Your task
Your task is to transcribe all of the data below exactly, omitting the images.

Material to process
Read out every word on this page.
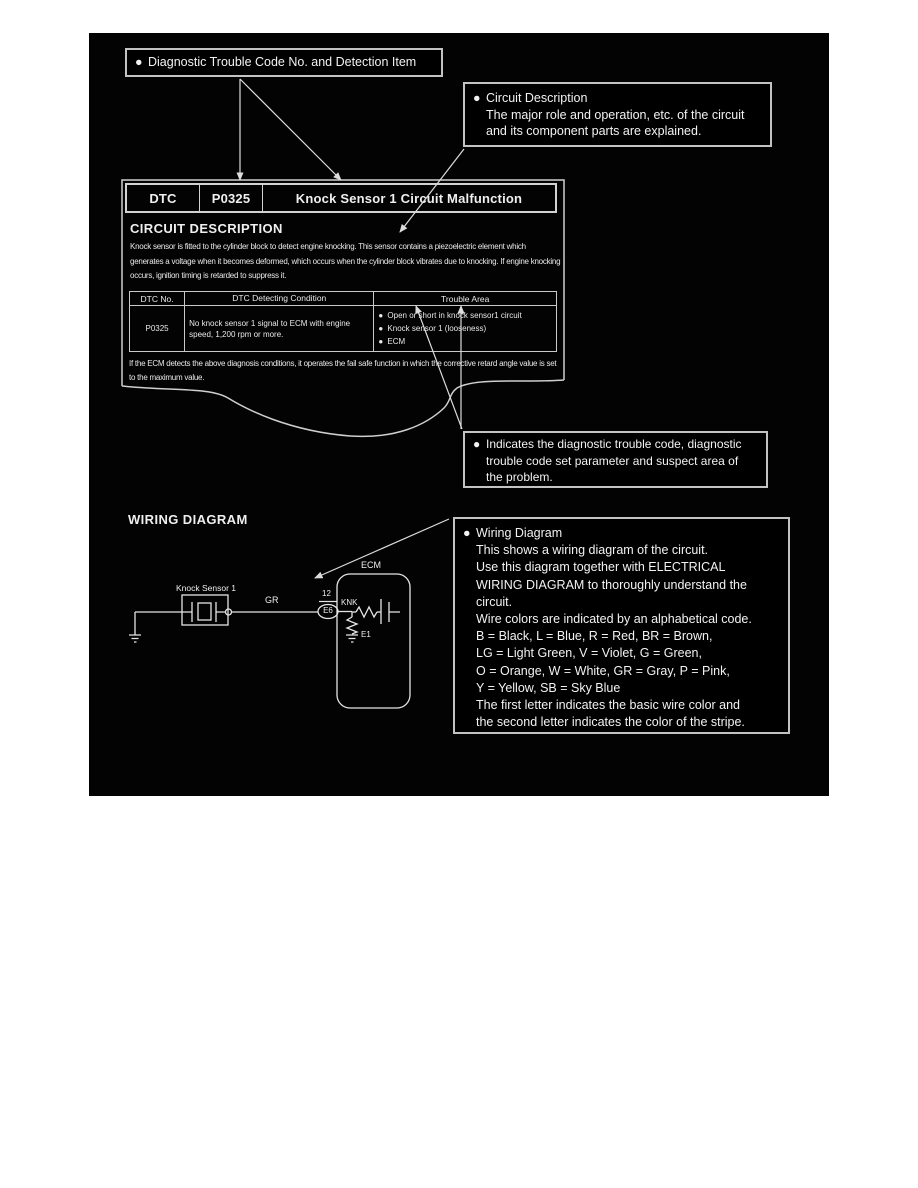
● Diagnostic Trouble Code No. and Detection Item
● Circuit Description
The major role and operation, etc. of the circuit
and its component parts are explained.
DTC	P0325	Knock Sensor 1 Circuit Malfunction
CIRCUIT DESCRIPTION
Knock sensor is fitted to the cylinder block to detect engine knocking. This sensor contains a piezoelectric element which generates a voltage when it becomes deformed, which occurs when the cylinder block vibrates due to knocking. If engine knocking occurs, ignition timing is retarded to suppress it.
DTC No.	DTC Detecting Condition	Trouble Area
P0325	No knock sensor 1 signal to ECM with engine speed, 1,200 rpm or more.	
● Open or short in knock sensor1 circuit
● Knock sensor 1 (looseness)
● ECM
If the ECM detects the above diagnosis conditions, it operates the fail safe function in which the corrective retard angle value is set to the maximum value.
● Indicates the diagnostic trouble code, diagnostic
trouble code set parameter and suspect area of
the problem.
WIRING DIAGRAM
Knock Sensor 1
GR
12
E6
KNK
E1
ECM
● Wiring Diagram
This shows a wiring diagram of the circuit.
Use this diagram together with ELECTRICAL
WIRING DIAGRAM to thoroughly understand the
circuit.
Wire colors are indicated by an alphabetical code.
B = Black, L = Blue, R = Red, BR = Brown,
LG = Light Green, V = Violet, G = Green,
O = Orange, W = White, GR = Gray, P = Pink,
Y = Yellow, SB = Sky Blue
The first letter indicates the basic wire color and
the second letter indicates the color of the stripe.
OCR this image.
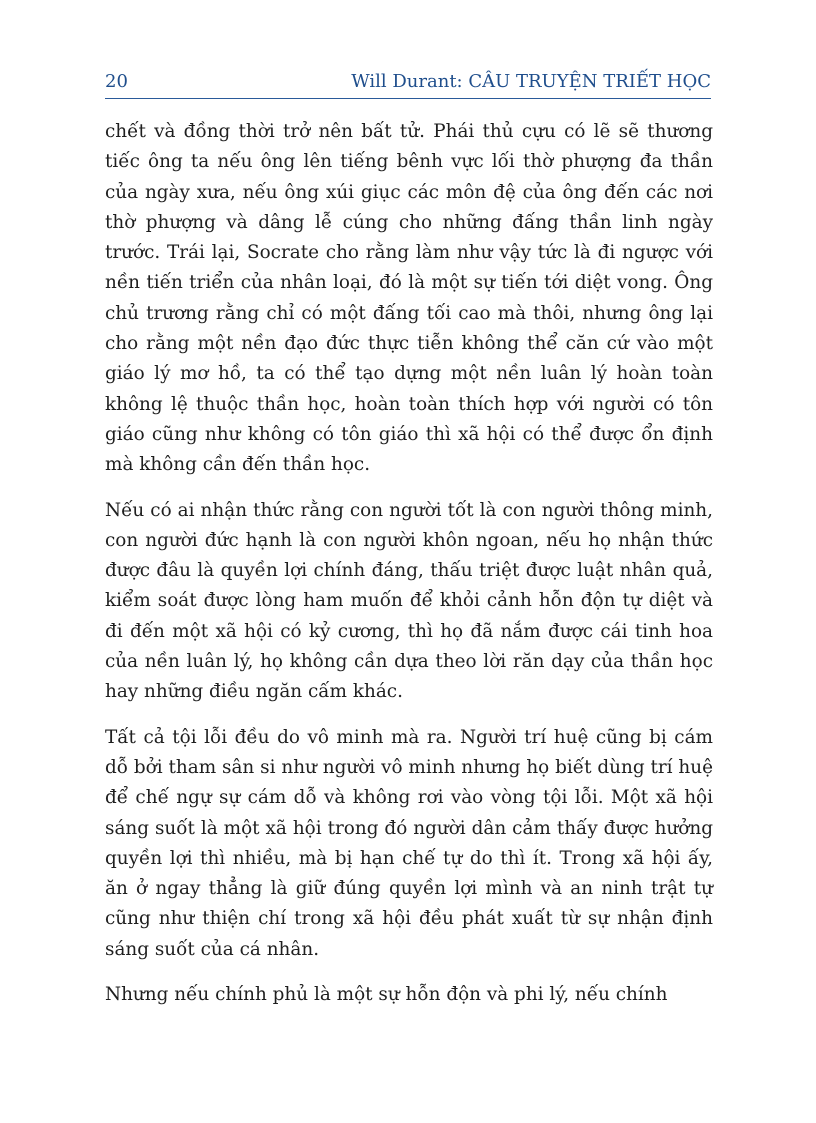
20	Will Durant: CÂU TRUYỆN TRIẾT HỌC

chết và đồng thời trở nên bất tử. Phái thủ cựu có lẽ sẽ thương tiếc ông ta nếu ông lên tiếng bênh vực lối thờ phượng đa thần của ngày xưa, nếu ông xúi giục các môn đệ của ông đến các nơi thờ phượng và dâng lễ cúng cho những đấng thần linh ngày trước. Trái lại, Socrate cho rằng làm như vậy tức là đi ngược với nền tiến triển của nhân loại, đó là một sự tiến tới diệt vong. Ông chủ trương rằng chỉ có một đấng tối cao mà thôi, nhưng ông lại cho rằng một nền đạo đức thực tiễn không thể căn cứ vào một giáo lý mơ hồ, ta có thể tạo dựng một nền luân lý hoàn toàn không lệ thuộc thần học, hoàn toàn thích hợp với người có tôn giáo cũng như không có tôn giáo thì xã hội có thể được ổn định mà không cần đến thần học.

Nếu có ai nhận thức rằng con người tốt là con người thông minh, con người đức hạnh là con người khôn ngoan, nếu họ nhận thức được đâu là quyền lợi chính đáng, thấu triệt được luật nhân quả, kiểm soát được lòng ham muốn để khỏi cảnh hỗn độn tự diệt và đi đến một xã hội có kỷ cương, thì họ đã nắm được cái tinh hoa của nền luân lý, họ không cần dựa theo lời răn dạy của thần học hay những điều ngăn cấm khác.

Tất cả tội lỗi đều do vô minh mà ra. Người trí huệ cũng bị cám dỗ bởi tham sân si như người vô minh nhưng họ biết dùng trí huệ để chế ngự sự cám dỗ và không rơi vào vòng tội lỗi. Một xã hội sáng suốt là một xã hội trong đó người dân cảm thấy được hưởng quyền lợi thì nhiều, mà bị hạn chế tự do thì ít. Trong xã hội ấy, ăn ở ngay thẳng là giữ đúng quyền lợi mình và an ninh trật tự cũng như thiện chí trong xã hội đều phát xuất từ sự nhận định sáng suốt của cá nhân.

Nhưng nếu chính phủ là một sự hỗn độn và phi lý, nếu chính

The result
Read out every word on this page.
● Diagnostic Trouble Code No. and Detection Item
● Circuit Description
The major role and operation, etc. of the circuit
and its component parts are explained.
DTC	P0325	Knock Sensor 1 Circuit Malfunction
CIRCUIT DESCRIPTION
Knock sensor is fitted to the cylinder block to detect engine knocking. This sensor contains a piezoelectric element which generates a voltage when it becomes deformed, which occurs when the cylinder block vibrates due to knocking. If engine knocking occurs, ignition timing is retarded to suppress it.
DTC No.	DTC Detecting Condition	Trouble Area
P0325	No knock sensor 1 signal to ECM with engine speed, 1,200 rpm or more.	
● Open or short in knock sensor1 circuit
● Knock sensor 1 (looseness)
● ECM
If the ECM detects the above diagnosis conditions, it operates the fail safe function in which the corrective retard angle value is set to the maximum value.
● Indicates the diagnostic trouble code, diagnostic
trouble code set parameter and suspect area of
the problem.
WIRING DIAGRAM
Knock Sensor 1
GR
12
E6
KNK
E1
ECM
● Wiring Diagram
This shows a wiring diagram of the circuit.
Use this diagram together with ELECTRICAL
WIRING DIAGRAM to thoroughly understand the
circuit.
Wire colors are indicated by an alphabetical code.
B = Black, L = Blue, R = Red, BR = Brown,
LG = Light Green, V = Violet, G = Green,
O = Orange, W = White, GR = Gray, P = Pink,
Y = Yellow, SB = Sky Blue
The first letter indicates the basic wire color and
the second letter indicates the color of the stripe.
OCR this image.
20	Will Durant: CÂU TRUYỆN TRIẾT HỌC

chết và đồng thời trở nên bất tử. Phái thủ cựu có lẽ sẽ thương tiếc ông ta nếu ông lên tiếng bênh vực lối thờ phượng đa thần của ngày xưa, nếu ông xúi giục các môn đệ của ông đến các nơi thờ phượng và dâng lễ cúng cho những đấng thần linh ngày trước. Trái lại, Socrate cho rằng làm như vậy tức là đi ngược với nền tiến triển của nhân loại, đó là một sự tiến tới diệt vong. Ông chủ trương rằng chỉ có một đấng tối cao mà thôi, nhưng ông lại cho rằng một nền đạo đức thực tiễn không thể căn cứ vào một giáo lý mơ hồ, ta có thể tạo dựng một nền luân lý hoàn toàn không lệ thuộc thần học, hoàn toàn thích hợp với người có tôn giáo cũng như không có tôn giáo thì xã hội có thể được ổn định mà không cần đến thần học.

Nếu có ai nhận thức rằng con người tốt là con người thông minh, con người đức hạnh là con người khôn ngoan, nếu họ nhận thức được đâu là quyền lợi chính đáng, thấu triệt được luật nhân quả, kiểm soát được lòng ham muốn để khỏi cảnh hỗn độn tự diệt và đi đến một xã hội có kỷ cương, thì họ đã nắm được cái tinh hoa của nền luân lý, họ không cần dựa theo lời răn dạy của thần học hay những điều ngăn cấm khác.

Tất cả tội lỗi đều do vô minh mà ra. Người trí huệ cũng bị cám dỗ bởi tham sân si như người vô minh nhưng họ biết dùng trí huệ để chế ngự sự cám dỗ và không rơi vào vòng tội lỗi. Một xã hội sáng suốt là một xã hội trong đó người dân cảm thấy được hưởng quyền lợi thì nhiều, mà bị hạn chế tự do thì ít. Trong xã hội ấy, ăn ở ngay thẳng là giữ đúng quyền lợi mình và an ninh trật tự cũng như thiện chí trong xã hội đều phát xuất từ sự nhận định sáng suốt của cá nhân.

Nhưng nếu chính phủ là một sự hỗn độn và phi lý, nếu chính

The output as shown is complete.